» EXERCISE REQUIREMENTS
Looking at the records below, please work out how many lines contain the word "Windows" and give the number alone.

(Stored entries)
******************************

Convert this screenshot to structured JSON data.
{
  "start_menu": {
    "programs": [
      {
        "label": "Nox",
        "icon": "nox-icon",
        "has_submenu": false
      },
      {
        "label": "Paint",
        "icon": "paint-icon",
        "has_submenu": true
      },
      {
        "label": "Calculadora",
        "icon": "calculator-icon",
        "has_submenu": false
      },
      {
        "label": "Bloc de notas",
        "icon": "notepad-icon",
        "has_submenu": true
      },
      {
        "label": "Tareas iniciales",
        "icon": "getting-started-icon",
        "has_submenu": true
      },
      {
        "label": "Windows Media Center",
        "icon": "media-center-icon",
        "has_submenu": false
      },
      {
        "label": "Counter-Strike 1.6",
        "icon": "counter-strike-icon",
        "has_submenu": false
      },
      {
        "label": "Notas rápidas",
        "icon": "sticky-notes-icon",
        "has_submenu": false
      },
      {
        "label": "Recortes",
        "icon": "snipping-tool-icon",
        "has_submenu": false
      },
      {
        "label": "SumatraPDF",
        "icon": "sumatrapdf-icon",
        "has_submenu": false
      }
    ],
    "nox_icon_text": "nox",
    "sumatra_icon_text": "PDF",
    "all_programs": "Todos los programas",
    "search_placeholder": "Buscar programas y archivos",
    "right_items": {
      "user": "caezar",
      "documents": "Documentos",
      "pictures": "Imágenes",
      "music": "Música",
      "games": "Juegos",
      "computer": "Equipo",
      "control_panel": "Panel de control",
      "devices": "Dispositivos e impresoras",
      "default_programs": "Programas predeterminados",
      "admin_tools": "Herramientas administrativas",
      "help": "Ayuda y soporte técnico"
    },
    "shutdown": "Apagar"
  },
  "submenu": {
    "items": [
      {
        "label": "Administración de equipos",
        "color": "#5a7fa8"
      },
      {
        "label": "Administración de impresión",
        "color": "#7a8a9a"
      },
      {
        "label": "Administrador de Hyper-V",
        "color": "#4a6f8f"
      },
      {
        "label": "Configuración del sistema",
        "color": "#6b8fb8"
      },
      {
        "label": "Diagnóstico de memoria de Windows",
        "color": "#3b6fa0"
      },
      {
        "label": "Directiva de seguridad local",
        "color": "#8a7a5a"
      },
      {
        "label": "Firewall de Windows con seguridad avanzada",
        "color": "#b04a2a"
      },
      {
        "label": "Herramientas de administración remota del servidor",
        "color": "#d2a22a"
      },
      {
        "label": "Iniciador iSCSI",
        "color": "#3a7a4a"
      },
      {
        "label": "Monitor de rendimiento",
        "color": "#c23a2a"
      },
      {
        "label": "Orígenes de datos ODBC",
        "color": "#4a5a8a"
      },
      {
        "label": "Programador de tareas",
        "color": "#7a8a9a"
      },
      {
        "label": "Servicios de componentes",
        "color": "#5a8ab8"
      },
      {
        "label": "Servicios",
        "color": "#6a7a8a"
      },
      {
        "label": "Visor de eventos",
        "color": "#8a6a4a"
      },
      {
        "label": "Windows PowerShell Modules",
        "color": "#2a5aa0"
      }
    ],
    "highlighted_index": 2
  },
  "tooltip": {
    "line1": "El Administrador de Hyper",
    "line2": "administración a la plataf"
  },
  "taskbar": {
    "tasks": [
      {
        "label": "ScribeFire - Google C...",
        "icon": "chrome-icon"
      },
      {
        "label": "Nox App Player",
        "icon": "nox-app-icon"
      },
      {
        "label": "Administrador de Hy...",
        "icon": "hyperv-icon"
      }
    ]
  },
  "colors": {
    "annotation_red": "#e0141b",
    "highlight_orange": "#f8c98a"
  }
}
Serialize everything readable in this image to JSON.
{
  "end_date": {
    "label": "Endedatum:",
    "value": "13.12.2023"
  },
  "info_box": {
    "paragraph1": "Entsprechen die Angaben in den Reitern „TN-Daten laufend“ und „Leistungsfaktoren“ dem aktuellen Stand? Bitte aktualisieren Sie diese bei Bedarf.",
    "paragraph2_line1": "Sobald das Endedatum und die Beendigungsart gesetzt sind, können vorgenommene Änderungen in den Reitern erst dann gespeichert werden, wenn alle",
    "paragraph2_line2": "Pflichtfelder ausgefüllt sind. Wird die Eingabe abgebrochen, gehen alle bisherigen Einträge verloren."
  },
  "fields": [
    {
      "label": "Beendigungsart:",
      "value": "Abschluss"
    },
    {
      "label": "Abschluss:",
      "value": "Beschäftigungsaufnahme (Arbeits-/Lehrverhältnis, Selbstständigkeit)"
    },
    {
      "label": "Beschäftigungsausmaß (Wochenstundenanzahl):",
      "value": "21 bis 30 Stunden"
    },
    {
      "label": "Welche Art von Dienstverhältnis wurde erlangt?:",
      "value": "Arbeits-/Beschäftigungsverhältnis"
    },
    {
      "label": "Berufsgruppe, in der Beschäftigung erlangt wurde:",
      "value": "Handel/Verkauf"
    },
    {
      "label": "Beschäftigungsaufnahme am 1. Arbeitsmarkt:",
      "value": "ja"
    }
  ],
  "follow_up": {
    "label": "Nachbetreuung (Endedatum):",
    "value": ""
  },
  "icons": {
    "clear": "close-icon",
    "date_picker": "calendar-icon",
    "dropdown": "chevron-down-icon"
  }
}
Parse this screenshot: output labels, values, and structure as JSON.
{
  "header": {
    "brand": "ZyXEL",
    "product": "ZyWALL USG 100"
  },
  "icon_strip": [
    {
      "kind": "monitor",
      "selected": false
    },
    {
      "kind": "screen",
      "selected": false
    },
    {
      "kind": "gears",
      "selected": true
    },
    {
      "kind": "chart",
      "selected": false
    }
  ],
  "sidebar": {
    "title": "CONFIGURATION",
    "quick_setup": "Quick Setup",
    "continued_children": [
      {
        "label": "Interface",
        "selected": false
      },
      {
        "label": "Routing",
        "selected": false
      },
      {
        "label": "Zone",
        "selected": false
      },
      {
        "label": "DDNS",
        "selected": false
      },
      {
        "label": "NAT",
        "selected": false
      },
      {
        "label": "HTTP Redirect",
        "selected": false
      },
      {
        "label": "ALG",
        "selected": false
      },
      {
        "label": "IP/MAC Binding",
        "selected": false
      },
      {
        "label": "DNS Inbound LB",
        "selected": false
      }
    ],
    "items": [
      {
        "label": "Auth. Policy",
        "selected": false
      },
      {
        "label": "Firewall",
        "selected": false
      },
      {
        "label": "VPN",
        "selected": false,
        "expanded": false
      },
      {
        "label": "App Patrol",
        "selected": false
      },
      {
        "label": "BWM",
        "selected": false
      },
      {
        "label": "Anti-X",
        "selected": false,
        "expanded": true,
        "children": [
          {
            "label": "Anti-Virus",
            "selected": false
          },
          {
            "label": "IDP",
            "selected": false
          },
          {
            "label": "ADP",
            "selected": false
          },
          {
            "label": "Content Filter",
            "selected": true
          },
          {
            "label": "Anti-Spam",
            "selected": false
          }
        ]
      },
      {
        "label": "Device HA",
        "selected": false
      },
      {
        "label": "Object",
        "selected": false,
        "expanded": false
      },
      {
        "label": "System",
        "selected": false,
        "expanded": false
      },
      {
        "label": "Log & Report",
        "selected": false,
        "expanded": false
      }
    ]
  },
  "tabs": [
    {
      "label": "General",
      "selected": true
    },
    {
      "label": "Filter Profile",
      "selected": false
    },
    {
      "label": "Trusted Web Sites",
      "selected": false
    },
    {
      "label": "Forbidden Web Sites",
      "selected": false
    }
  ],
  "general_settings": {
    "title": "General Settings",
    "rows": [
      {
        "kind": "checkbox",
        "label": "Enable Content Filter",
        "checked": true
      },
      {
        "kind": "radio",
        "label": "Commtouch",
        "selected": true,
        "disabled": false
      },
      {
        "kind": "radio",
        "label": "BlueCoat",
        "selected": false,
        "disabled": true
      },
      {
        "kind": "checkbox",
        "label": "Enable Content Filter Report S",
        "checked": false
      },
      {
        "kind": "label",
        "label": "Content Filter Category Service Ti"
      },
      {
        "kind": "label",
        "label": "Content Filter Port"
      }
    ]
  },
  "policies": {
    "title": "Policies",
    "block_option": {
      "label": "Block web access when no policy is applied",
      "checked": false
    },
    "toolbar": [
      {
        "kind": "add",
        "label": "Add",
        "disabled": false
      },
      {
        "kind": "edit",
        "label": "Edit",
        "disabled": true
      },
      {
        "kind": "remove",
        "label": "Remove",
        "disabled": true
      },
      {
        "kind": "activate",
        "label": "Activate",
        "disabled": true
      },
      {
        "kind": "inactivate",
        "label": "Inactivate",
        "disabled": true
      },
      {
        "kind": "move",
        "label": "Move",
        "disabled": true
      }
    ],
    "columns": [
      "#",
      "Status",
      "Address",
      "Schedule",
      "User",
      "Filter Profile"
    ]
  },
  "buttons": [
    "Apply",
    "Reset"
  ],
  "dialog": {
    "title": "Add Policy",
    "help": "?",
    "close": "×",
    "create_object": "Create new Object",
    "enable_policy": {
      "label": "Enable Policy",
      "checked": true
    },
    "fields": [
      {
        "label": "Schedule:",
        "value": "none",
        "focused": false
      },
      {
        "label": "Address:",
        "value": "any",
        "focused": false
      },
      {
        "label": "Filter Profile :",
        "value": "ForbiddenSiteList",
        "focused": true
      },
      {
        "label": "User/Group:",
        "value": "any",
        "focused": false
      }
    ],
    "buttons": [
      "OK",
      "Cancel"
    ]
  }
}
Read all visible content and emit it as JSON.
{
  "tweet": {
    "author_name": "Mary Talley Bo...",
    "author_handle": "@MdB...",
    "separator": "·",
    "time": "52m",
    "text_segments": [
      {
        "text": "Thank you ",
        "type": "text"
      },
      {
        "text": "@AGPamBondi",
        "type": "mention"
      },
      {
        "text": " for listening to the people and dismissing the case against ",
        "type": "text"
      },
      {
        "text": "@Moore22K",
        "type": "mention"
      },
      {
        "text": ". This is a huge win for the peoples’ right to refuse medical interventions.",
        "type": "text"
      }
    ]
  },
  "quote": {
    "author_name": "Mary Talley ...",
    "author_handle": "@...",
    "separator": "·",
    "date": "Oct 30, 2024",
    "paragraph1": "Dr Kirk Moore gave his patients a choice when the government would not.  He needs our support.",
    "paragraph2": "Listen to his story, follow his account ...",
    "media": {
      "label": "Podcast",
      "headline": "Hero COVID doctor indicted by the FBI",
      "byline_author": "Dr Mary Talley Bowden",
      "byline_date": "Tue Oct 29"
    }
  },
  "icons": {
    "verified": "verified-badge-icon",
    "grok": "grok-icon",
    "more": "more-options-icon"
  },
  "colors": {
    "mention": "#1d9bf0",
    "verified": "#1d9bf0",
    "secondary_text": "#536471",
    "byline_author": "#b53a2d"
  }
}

******************************

» TASK RESULT
4